◆ Document segment
>>>

Regulation of extracellular matrix remodeling and cell fate determination by matrix metalloproteinase stromelysin-3 during thyroid hormone-dependent post-embryonic development.

Interactions between cells and extracellular matrix (ECM), in particular the basement membrane (BM), are fundamentally important for the regulation of a wide variety of physiological and pathological processes. Matrix metalloproteinases (MMP) play critical roles in ECM remodeling and/or regulation of cell-ECM interactions because of their ability to cleave protein components of the ECM. Of particular interest among MMP is stromelysin-3 (ST3), which was first isolated from a human breast cancer and also shown to be correlated with apoptosis during development and invasion of tumor cells in mammals. We have been using intestinal remodeling during thyroid hormone (TH)-dependent amphibian metamorphosis as a model to study the role of ST3 during post-embryonic tissue remodeling and organ development in vertebrates. This process involves complete degeneration of the tadpole or larval epithelium through apoptosis and de novo development of the adult epithelium. Here, we will first summarize expression studies by us and others showing a tight spatial and temporal correlation of the expression of ST3 mRNA and protein with larval cell death and adult tissue development. We will then review in vitro and in vivo data supporting a critical role of ST3 in TH-induced larval epithelial cell death and ECM remodeling. We will further discuss the potential mechanisms of ST3 function during metamorphosis and its broader implications.

<<<

◆ What you need to do
Decide whether each statement agrees with the abstract on stromelysin-3: (a) ST3 was first isolated from a human breast cancer; (b) in the intestinal remodeling studied, the larval epithelium is kept and turned into the adult epithelium; (c) the model used is thyroid hormone-dependent mammalian metamorphosis. Answer yes or no for each, quoting the words of the abstract that decide it.

Records from a collection
>>>

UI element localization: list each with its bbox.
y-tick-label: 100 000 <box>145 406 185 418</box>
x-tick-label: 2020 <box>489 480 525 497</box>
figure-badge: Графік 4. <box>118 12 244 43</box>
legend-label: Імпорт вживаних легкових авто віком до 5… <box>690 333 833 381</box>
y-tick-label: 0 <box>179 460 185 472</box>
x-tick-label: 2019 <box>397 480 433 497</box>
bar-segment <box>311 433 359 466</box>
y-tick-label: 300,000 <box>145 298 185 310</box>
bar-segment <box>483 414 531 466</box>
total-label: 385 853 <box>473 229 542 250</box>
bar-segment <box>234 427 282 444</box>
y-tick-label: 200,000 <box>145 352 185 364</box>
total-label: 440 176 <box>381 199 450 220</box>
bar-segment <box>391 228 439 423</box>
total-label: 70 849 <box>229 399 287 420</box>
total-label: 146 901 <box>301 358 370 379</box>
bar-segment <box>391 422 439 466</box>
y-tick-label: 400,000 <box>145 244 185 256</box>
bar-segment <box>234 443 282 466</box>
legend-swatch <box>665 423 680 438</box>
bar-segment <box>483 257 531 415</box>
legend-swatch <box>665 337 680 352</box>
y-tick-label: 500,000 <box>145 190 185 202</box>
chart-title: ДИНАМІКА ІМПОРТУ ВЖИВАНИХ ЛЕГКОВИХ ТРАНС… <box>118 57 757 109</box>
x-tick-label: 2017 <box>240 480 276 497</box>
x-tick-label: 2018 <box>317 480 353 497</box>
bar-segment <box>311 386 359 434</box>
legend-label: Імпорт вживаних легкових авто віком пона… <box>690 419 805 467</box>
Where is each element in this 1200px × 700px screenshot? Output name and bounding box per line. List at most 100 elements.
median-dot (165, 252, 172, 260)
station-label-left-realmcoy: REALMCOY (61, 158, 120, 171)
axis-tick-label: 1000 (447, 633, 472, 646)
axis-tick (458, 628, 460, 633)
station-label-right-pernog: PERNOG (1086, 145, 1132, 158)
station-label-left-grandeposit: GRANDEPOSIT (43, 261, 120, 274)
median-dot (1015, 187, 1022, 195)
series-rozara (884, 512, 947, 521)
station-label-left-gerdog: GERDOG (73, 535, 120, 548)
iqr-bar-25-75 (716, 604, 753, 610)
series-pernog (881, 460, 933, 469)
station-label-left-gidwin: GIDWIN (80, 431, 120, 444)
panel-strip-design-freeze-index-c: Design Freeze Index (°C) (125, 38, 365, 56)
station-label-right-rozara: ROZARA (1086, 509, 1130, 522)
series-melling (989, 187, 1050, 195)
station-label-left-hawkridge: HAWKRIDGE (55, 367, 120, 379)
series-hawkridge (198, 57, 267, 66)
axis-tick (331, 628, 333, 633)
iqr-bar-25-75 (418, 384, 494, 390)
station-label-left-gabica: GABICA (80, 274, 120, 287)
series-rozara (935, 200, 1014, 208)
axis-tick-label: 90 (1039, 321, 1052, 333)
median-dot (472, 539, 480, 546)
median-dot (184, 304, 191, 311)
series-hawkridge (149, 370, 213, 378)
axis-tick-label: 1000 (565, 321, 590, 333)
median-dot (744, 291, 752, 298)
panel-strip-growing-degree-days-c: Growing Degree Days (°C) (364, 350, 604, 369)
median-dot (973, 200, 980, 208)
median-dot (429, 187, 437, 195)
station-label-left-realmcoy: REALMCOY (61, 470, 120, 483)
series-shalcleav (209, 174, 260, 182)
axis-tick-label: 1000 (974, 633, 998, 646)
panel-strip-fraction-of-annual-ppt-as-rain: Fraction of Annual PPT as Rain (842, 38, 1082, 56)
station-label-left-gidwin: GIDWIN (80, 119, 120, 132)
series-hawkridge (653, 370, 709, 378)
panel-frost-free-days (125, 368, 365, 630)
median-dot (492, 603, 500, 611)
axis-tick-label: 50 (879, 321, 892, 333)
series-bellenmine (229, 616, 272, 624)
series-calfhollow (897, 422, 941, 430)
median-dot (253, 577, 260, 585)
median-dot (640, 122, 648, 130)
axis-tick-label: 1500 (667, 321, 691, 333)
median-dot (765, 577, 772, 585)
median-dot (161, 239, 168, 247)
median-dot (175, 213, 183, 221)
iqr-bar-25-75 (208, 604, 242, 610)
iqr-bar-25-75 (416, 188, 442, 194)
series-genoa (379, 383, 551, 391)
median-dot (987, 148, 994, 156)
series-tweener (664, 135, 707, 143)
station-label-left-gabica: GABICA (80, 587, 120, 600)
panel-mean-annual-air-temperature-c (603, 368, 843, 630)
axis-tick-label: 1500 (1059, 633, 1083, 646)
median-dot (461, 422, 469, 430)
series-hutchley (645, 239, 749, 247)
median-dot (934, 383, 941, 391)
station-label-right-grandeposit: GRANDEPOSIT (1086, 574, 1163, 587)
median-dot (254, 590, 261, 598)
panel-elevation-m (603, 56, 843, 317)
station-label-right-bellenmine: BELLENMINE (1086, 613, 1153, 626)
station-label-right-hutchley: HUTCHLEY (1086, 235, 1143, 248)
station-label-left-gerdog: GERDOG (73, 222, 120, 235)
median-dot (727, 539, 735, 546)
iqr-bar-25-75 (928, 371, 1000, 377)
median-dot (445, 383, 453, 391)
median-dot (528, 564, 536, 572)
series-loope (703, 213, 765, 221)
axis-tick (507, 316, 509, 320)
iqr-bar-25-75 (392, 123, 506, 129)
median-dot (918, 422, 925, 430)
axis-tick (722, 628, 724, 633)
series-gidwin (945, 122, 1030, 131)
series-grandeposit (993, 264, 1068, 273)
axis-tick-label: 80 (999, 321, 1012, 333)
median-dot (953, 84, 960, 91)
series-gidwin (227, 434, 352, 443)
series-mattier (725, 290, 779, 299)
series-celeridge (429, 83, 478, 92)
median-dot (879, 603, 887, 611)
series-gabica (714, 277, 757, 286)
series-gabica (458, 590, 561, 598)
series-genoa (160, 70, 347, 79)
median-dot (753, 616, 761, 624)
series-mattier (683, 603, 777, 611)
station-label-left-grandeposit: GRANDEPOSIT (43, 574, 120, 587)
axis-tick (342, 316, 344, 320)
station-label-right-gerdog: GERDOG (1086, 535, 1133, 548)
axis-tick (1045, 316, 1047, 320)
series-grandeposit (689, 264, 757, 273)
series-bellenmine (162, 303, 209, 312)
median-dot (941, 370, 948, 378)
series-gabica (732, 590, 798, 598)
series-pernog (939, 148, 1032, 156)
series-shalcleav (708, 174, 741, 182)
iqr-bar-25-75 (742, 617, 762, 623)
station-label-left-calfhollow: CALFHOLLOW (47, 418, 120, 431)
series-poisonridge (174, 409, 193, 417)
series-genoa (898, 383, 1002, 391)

<<<

◆ Your response
(a) Yes: "which was first isolated from a human breast cancer"
(b) No: "complete degeneration of the tadpole or larval epithelium through apoptosis and de novo development of the adult epithelium"
(c) No: "intestinal remodeling during thyroid hormone (TH)-dependent amphibian metamorphosis"